-- Stated goal --
Produce an exact transcription of the listing below, omitting the pictures.

-- Materials provided --

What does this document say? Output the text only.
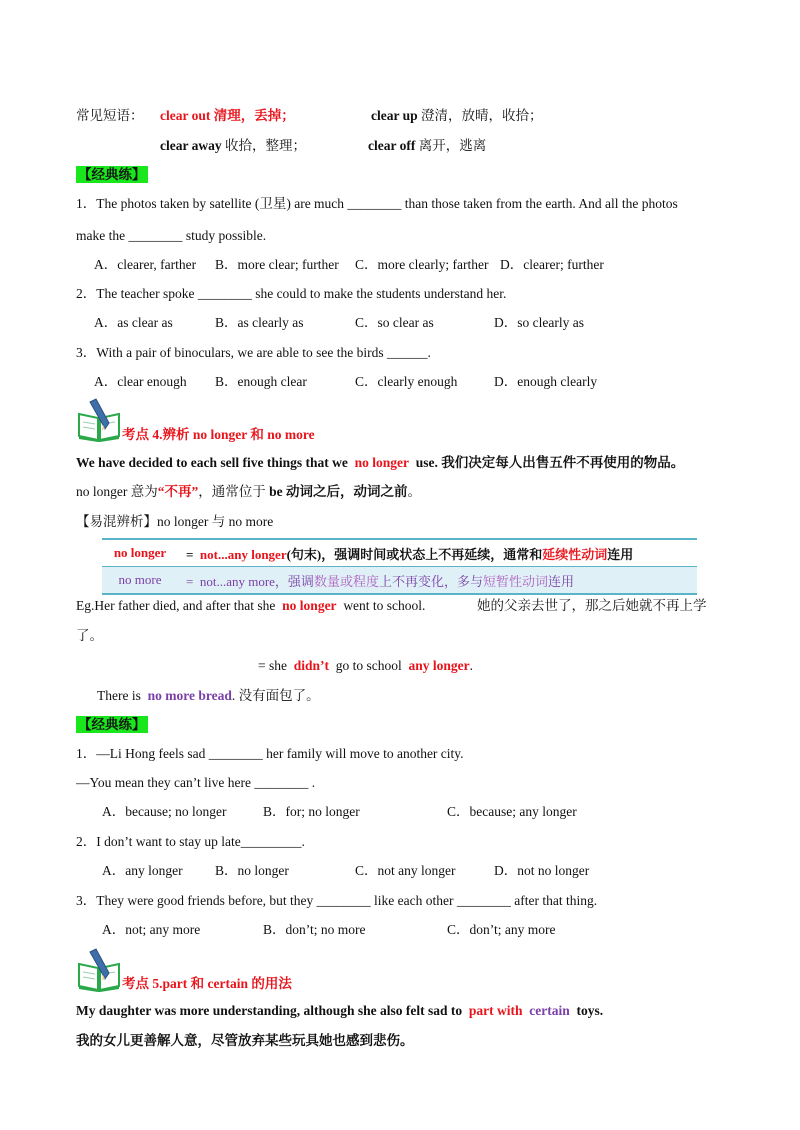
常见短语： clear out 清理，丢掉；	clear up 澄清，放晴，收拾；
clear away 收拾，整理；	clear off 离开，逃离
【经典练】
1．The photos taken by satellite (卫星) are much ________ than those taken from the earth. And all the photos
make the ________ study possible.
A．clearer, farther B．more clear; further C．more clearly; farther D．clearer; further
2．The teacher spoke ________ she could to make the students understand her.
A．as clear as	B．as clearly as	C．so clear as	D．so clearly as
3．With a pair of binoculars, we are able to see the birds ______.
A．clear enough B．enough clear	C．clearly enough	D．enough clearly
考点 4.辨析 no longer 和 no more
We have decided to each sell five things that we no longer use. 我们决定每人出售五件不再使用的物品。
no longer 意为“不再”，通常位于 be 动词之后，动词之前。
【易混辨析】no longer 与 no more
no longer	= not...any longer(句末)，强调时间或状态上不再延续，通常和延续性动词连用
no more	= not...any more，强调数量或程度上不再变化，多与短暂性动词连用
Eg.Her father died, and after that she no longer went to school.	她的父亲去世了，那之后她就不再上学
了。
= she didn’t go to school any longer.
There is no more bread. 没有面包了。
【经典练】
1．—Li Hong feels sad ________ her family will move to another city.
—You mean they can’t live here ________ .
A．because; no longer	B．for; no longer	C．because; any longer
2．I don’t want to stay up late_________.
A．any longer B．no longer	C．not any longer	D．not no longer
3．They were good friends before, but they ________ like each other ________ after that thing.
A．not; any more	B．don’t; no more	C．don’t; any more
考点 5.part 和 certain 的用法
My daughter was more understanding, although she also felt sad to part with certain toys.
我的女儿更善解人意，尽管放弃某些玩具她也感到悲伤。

-- Right answer --
What does this document say? Output the text only.
常见短语： clear out 清理，丢掉；	clear up 澄清，放晴，收拾；
clear away 收拾，整理；	clear off 离开，逃离
【经典练】
1．The photos taken by satellite (卫星) are much ________ than those taken from the earth. And all the photos
make the ________ study possible.
A．clearer, farther B．more clear; further C．more clearly; farther D．clearer; further
2．The teacher spoke ________ she could to make the students understand her.
A．as clear as	B．as clearly as	C．so clear as	D．so clearly as
3．With a pair of binoculars, we are able to see the birds ______.
A．clear enough B．enough clear	C．clearly enough	D．enough clearly
考点 4.辨析 no longer 和 no more
We have decided to each sell five things that we no longer use. 我们决定每人出售五件不再使用的物品。
no longer 意为“不再”，通常位于 be 动词之后，动词之前。
【易混辨析】no longer 与 no more
no longer	= not...any longer(句末)，强调时间或状态上不再延续，通常和延续性动词连用
no more	= not...any more，强调数量或程度上不再变化，多与短暂性动词连用
Eg.Her father died, and after that she no longer went to school.	她的父亲去世了，那之后她就不再上学
了。
= she didn’t go to school any longer.
There is no more bread. 没有面包了。
【经典练】
1．—Li Hong feels sad ________ her family will move to another city.
—You mean they can’t live here ________ .
A．because; no longer	B．for; no longer	C．because; any longer
2．I don’t want to stay up late_________.
A．any longer B．no longer	C．not any longer	D．not no longer
3．They were good friends before, but they ________ like each other ________ after that thing.
A．not; any more	B．don’t; no more	C．don’t; any more
考点 5.part 和 certain 的用法
My daughter was more understanding, although she also felt sad to part with certain toys.
我的女儿更善解人意，尽管放弃某些玩具她也感到悲伤。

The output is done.